Exercise:
Where a line in the listing below contains the word "evolucionado", copy that line.
╭──
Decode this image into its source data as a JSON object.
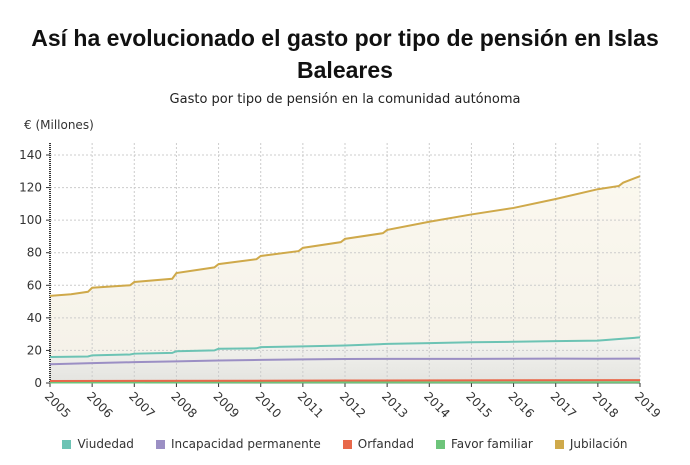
{
  "title": "Así ha evolucionado el gasto por tipo de pensión en Islas Baleares",
  "chart_data": {
    "type": "line",
    "title": "Así ha evolucionado el gasto por tipo de pensión en Islas Baleares",
    "subtitle": "Gasto por tipo de pensión en la comunidad autónoma",
    "ylabel": "€ (Millones)",
    "xlabel": "",
    "xlim": [
      2005,
      2019
    ],
    "ylim": [
      0,
      140
    ],
    "yticks": [
      0,
      20,
      40,
      60,
      80,
      100,
      120,
      140
    ],
    "xticks": [
      "2005",
      "2006",
      "2007",
      "2008",
      "2009",
      "2010",
      "2011",
      "2012",
      "2013",
      "2014",
      "2015",
      "2016",
      "2017",
      "2018",
      "2019"
    ],
    "grid": true,
    "legend": "bottom",
    "series": [
      {
        "name": "Viudedad",
        "color": "#6cc3b4",
        "x": [
          2005,
          2005.9,
          2006,
          2006.9,
          2007,
          2007.9,
          2008,
          2008.9,
          2009,
          2009.9,
          2010,
          2011,
          2012,
          2013,
          2014,
          2015,
          2016,
          2017,
          2018,
          2018.5,
          2019
        ],
        "values": [
          16,
          16.3,
          17,
          17.5,
          18,
          18.5,
          19.5,
          20,
          21,
          21.3,
          22,
          22.5,
          23,
          24,
          24.5,
          25,
          25.3,
          25.7,
          26,
          27,
          28
        ]
      },
      {
        "name": "Incapacidad permanente",
        "color": "#9b8fc4",
        "x": [
          2005,
          2006,
          2007,
          2008,
          2009,
          2010,
          2011,
          2012,
          2013,
          2014,
          2015,
          2016,
          2017,
          2018,
          2019
        ],
        "values": [
          11.5,
          12.2,
          12.8,
          13.3,
          13.8,
          14.2,
          14.5,
          14.7,
          14.8,
          14.8,
          14.8,
          14.9,
          15,
          14.9,
          15
        ]
      },
      {
        "name": "Orfandad",
        "color": "#e8684a",
        "x": [
          2005,
          2012,
          2019
        ],
        "values": [
          1.2,
          1.5,
          1.8
        ]
      },
      {
        "name": "Favor familiar",
        "color": "#6dc47a",
        "x": [
          2005,
          2012,
          2019
        ],
        "values": [
          0.3,
          0.4,
          0.5
        ]
      },
      {
        "name": "Jubilación",
        "color": "#cfa94a",
        "x": [
          2005,
          2005.5,
          2005.9,
          2006,
          2006.9,
          2007,
          2007.9,
          2008,
          2008.9,
          2009,
          2009.9,
          2010,
          2010.9,
          2011,
          2011.9,
          2012,
          2012.9,
          2013,
          2014,
          2015,
          2016,
          2017,
          2018,
          2018.5,
          2018.6,
          2019
        ],
        "values": [
          53.5,
          54.5,
          56,
          58.5,
          60,
          62,
          64,
          67.5,
          71,
          73,
          76,
          78,
          81,
          83,
          86.5,
          88.5,
          92,
          94,
          99,
          103.5,
          107.5,
          113,
          119,
          121,
          123,
          127
        ]
      }
    ]
  },
  "legend": [
    {
      "label": "Viudedad",
      "color": "#6cc3b4"
    },
    {
      "label": "Incapacidad permanente",
      "color": "#9b8fc4"
    },
    {
      "label": "Orfandad",
      "color": "#e8684a"
    },
    {
      "label": "Favor familiar",
      "color": "#6dc47a"
    },
    {
      "label": "Jubilación",
      "color": "#cfa94a"
    }
  ]
}
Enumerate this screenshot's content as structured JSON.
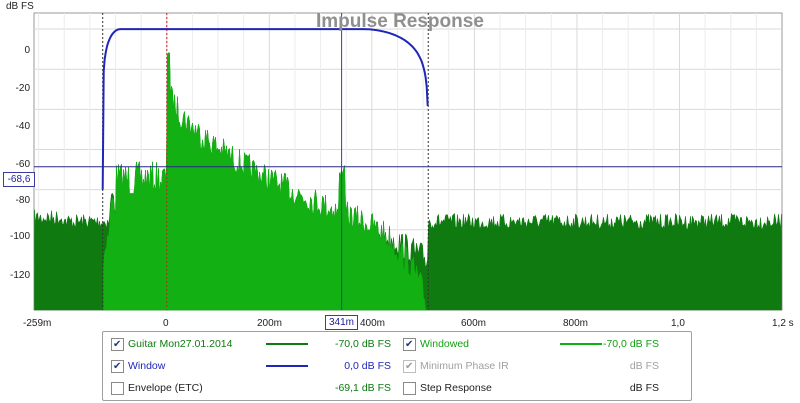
{
  "title": "Impulse Response",
  "y_unit": "dB FS",
  "y_cursor_value": "-68,6",
  "x_cursor_value": "341m",
  "colors": {
    "raw": "#0e7a10",
    "windowed": "#12b012",
    "window": "#1f26b8",
    "grid": "#d9d9d9",
    "marker_red": "#d22020"
  },
  "chart_data": {
    "type": "area",
    "title": "Impulse Response",
    "ylabel": "dB FS",
    "xlabel": "",
    "y_ticks": [
      "0",
      "-20",
      "-40",
      "-60",
      "-80",
      "-100",
      "-120"
    ],
    "x_ticks": [
      "-259m",
      "0",
      "200m",
      "400m",
      "600m",
      "800m",
      "1,0",
      "1,2 s"
    ],
    "xlim": [
      -0.259,
      1.2
    ],
    "ylim": [
      -140,
      8
    ],
    "markers": {
      "window_left_s": -0.125,
      "peak_s": 0.0,
      "window_right_s": 0.51,
      "cursor_x_s": 0.341,
      "cursor_y_db": -68.6
    },
    "series": [
      {
        "name": "Guitar Mon27.01.2014",
        "kind": "impulse",
        "noise_floor_db": -92,
        "peak_db": 0,
        "decay_end_s": 0.51,
        "reflection_s": 0.341,
        "reflection_db": -68
      },
      {
        "name": "Windowed",
        "kind": "impulse-windowed",
        "window_start_s": -0.125,
        "window_end_s": 0.51
      },
      {
        "name": "Window",
        "kind": "window",
        "flat_db": 0,
        "start_s": -0.125,
        "flat_start_s": -0.09,
        "flat_end_s": 0.38,
        "end_s": 0.51
      }
    ]
  },
  "legend": {
    "rows": [
      {
        "left_label": "Guitar Mon27.01.2014",
        "left_value": "-70,0 dB FS",
        "right_label": "Windowed",
        "right_value": "-70,0 dB FS"
      },
      {
        "left_label": "Window",
        "left_value": "0,0 dB FS",
        "right_label": "Minimum Phase IR",
        "right_value": "dB FS"
      },
      {
        "left_label": "Envelope (ETC)",
        "left_value": "-69,1 dB FS",
        "right_label": "Step Response",
        "right_value": "dB FS"
      }
    ]
  }
}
╰──
Finished answer:
  "title": "Así ha evolucionado el gasto por tipo de pensión en Islas Baleares",
    "title": "Así ha evolucionado el gasto por tipo de pensión en Islas Baleares",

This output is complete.